### Record set
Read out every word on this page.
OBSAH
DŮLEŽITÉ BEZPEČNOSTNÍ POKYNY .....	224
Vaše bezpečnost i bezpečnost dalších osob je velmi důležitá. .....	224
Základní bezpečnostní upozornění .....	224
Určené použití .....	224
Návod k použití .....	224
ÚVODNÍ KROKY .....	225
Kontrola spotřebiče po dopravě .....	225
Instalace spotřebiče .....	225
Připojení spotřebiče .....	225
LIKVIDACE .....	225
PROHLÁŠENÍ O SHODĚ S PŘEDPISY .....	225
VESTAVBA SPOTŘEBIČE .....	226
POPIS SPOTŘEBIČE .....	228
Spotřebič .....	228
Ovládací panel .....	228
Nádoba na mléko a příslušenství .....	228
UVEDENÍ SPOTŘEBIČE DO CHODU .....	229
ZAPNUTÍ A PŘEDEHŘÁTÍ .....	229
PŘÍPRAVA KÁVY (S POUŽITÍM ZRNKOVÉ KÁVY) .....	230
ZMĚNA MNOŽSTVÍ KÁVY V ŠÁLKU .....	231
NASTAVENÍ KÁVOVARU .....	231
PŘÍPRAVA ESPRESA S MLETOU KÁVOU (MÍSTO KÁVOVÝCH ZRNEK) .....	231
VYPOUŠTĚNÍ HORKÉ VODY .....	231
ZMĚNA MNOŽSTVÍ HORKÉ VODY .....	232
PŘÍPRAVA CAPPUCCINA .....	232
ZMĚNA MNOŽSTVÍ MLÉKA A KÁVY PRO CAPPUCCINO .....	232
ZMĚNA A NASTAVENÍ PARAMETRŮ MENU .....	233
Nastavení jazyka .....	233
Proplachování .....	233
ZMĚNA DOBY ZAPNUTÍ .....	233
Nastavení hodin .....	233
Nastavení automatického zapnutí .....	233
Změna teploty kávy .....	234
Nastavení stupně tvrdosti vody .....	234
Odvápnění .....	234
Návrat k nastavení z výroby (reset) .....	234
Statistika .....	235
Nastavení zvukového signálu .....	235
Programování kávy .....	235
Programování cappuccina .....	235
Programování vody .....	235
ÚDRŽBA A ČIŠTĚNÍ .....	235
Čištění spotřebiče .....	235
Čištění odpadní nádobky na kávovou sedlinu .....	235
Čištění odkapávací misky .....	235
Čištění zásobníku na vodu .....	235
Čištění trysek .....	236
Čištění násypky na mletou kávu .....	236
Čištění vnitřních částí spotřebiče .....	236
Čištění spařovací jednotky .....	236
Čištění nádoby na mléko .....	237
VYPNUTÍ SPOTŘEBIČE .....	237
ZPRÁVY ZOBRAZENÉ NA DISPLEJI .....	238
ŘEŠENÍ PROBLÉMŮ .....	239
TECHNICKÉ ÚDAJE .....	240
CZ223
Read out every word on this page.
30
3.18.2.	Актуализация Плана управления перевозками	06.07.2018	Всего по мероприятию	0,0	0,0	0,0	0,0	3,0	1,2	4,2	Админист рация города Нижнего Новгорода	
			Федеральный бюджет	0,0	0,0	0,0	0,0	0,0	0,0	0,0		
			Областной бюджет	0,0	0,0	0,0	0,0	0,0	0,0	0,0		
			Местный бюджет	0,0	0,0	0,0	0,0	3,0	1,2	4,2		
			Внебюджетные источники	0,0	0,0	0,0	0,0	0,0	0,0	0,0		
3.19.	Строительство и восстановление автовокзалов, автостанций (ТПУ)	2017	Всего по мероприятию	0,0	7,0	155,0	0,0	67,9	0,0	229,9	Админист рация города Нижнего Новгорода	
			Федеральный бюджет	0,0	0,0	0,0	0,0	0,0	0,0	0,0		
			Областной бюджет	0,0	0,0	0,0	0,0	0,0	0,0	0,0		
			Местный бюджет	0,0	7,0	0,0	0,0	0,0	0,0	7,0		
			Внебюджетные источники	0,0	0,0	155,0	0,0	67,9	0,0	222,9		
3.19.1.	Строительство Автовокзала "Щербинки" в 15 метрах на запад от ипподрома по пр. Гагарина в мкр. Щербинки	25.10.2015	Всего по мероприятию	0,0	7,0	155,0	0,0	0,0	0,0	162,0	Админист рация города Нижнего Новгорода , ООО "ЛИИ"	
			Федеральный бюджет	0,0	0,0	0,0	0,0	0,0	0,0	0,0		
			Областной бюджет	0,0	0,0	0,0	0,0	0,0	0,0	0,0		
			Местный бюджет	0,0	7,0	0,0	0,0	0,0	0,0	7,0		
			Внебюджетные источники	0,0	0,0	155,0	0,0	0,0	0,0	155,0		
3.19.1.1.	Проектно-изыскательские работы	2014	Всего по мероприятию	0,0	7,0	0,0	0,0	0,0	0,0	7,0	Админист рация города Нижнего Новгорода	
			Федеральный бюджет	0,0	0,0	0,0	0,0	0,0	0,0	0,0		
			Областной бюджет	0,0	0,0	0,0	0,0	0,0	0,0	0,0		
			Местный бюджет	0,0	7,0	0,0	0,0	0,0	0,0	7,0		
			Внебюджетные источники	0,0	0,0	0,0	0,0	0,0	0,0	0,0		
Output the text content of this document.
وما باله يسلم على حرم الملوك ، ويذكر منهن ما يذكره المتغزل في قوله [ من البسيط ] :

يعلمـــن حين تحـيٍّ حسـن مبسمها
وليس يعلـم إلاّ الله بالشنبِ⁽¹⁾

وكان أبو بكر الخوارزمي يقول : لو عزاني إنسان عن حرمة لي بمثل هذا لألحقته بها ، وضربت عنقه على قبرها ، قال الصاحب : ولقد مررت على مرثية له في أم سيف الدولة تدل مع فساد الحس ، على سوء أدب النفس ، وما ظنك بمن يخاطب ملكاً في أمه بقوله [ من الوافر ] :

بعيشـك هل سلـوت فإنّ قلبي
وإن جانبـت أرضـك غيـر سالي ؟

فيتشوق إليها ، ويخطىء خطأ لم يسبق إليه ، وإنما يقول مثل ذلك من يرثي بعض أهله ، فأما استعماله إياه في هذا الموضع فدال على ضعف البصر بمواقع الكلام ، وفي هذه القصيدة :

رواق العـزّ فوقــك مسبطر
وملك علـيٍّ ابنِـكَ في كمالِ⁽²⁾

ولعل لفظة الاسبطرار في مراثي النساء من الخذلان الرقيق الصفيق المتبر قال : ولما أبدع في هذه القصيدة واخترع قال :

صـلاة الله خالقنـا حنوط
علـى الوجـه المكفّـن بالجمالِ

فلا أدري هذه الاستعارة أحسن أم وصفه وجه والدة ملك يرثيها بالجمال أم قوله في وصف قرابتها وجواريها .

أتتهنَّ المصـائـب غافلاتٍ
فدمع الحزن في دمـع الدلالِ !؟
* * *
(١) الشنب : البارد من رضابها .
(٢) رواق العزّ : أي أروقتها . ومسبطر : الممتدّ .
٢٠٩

### Work instructions
Using the data above, repeat every line exactly.

### Response to the exercise
Read out every word on this page.
OBSAH
DŮLEŽITÉ BEZPEČNOSTNÍ POKYNY .....	224
Vaše bezpečnost i bezpečnost dalších osob je velmi důležitá. .....	224
Základní bezpečnostní upozornění .....	224
Určené použití .....	224
Návod k použití .....	224
ÚVODNÍ KROKY .....	225
Kontrola spotřebiče po dopravě .....	225
Instalace spotřebiče .....	225
Připojení spotřebiče .....	225
LIKVIDACE .....	225
PROHLÁŠENÍ O SHODĚ S PŘEDPISY .....	225
VESTAVBA SPOTŘEBIČE .....	226
POPIS SPOTŘEBIČE .....	228
Spotřebič .....	228
Ovládací panel .....	228
Nádoba na mléko a příslušenství .....	228
UVEDENÍ SPOTŘEBIČE DO CHODU .....	229
ZAPNUTÍ A PŘEDEHŘÁTÍ .....	229
PŘÍPRAVA KÁVY (S POUŽITÍM ZRNKOVÉ KÁVY) .....	230
ZMĚNA MNOŽSTVÍ KÁVY V ŠÁLKU .....	231
NASTAVENÍ KÁVOVARU .....	231
PŘÍPRAVA ESPRESA S MLETOU KÁVOU (MÍSTO KÁVOVÝCH ZRNEK) .....	231
VYPOUŠTĚNÍ HORKÉ VODY .....	231
ZMĚNA MNOŽSTVÍ HORKÉ VODY .....	232
PŘÍPRAVA CAPPUCCINA .....	232
ZMĚNA MNOŽSTVÍ MLÉKA A KÁVY PRO CAPPUCCINO .....	232
ZMĚNA A NASTAVENÍ PARAMETRŮ MENU .....	233
Nastavení jazyka .....	233
Proplachování .....	233
ZMĚNA DOBY ZAPNUTÍ .....	233
Nastavení hodin .....	233
Nastavení automatického zapnutí .....	233
Změna teploty kávy .....	234
Nastavení stupně tvrdosti vody .....	234
Odvápnění .....	234
Návrat k nastavení z výroby (reset) .....	234
Statistika .....	235
Nastavení zvukového signálu .....	235
Programování kávy .....	235
Programování cappuccina .....	235
Programování vody .....	235
ÚDRŽBA A ČIŠTĚNÍ .....	235
Čištění spotřebiče .....	235
Čištění odpadní nádobky na kávovou sedlinu .....	235
Čištění odkapávací misky .....	235
Čištění zásobníku na vodu .....	235
Čištění trysek .....	236
Čištění násypky na mletou kávu .....	236
Čištění vnitřních částí spotřebiče .....	236
Čištění spařovací jednotky .....	236
Čištění nádoby na mléko .....	237
VYPNUTÍ SPOTŘEBIČE .....	237
ZPRÁVY ZOBRAZENÉ NA DISPLEJI .....	238
ŘEŠENÍ PROBLÉMŮ .....	239
TECHNICKÉ ÚDAJE .....	240
CZ223
Read out every word on this page.
30
3.18.2.	Актуализация Плана управления перевозками	06.07.2018	Всего по мероприятию	0,0	0,0	0,0	0,0	3,0	1,2	4,2	Админист рация города Нижнего Новгорода	
			Федеральный бюджет	0,0	0,0	0,0	0,0	0,0	0,0	0,0		
			Областной бюджет	0,0	0,0	0,0	0,0	0,0	0,0	0,0		
			Местный бюджет	0,0	0,0	0,0	0,0	3,0	1,2	4,2		
			Внебюджетные источники	0,0	0,0	0,0	0,0	0,0	0,0	0,0		
3.19.	Строительство и восстановление автовокзалов, автостанций (ТПУ)	2017	Всего по мероприятию	0,0	7,0	155,0	0,0	67,9	0,0	229,9	Админист рация города Нижнего Новгорода	
			Федеральный бюджет	0,0	0,0	0,0	0,0	0,0	0,0	0,0		
			Областной бюджет	0,0	0,0	0,0	0,0	0,0	0,0	0,0		
			Местный бюджет	0,0	7,0	0,0	0,0	0,0	0,0	7,0		
			Внебюджетные источники	0,0	0,0	155,0	0,0	67,9	0,0	222,9		
3.19.1.	Строительство Автовокзала "Щербинки" в 15 метрах на запад от ипподрома по пр. Гагарина в мкр. Щербинки	25.10.2015	Всего по мероприятию	0,0	7,0	155,0	0,0	0,0	0,0	162,0	Админист рация города Нижнего Новгорода , ООО "ЛИИ"	
			Федеральный бюджет	0,0	0,0	0,0	0,0	0,0	0,0	0,0		
			Областной бюджет	0,0	0,0	0,0	0,0	0,0	0,0	0,0		
			Местный бюджет	0,0	7,0	0,0	0,0	0,0	0,0	7,0		
			Внебюджетные источники	0,0	0,0	155,0	0,0	0,0	0,0	155,0		
3.19.1.1.	Проектно-изыскательские работы	2014	Всего по мероприятию	0,0	7,0	0,0	0,0	0,0	0,0	7,0	Админист рация города Нижнего Новгорода	
			Федеральный бюджет	0,0	0,0	0,0	0,0	0,0	0,0	0,0		
			Областной бюджет	0,0	0,0	0,0	0,0	0,0	0,0	0,0		
			Местный бюджет	0,0	7,0	0,0	0,0	0,0	0,0	7,0		
			Внебюджетные источники	0,0	0,0	0,0	0,0	0,0	0,0	0,0		
Output the text content of this document.
وما باله يسلم على حرم الملوك ، ويذكر منهن ما يذكره المتغزل في قوله [ من البسيط ] :

يعلمـــن حين تحـيٍّ حسـن مبسمها
وليس يعلـم إلاّ الله بالشنبِ⁽¹⁾

وكان أبو بكر الخوارزمي يقول : لو عزاني إنسان عن حرمة لي بمثل هذا لألحقته بها ، وضربت عنقه على قبرها ، قال الصاحب : ولقد مررت على مرثية له في أم سيف الدولة تدل مع فساد الحس ، على سوء أدب النفس ، وما ظنك بمن يخاطب ملكاً في أمه بقوله [ من الوافر ] :

بعيشـك هل سلـوت فإنّ قلبي
وإن جانبـت أرضـك غيـر سالي ؟

فيتشوق إليها ، ويخطىء خطأ لم يسبق إليه ، وإنما يقول مثل ذلك من يرثي بعض أهله ، فأما استعماله إياه في هذا الموضع فدال على ضعف البصر بمواقع الكلام ، وفي هذه القصيدة :

رواق العـزّ فوقــك مسبطر
وملك علـيٍّ ابنِـكَ في كمالِ⁽²⁾

ولعل لفظة الاسبطرار في مراثي النساء من الخذلان الرقيق الصفيق المتبر قال : ولما أبدع في هذه القصيدة واخترع قال :

صـلاة الله خالقنـا حنوط
علـى الوجـه المكفّـن بالجمالِ

فلا أدري هذه الاستعارة أحسن أم وصفه وجه والدة ملك يرثيها بالجمال أم قوله في وصف قرابتها وجواريها .

أتتهنَّ المصـائـب غافلاتٍ
فدمع الحزن في دمـع الدلالِ !؟
* * *
(١) الشنب : البارد من رضابها .
(٢) رواق العزّ : أي أروقتها . ومسبطر : الممتدّ .
٢٠٩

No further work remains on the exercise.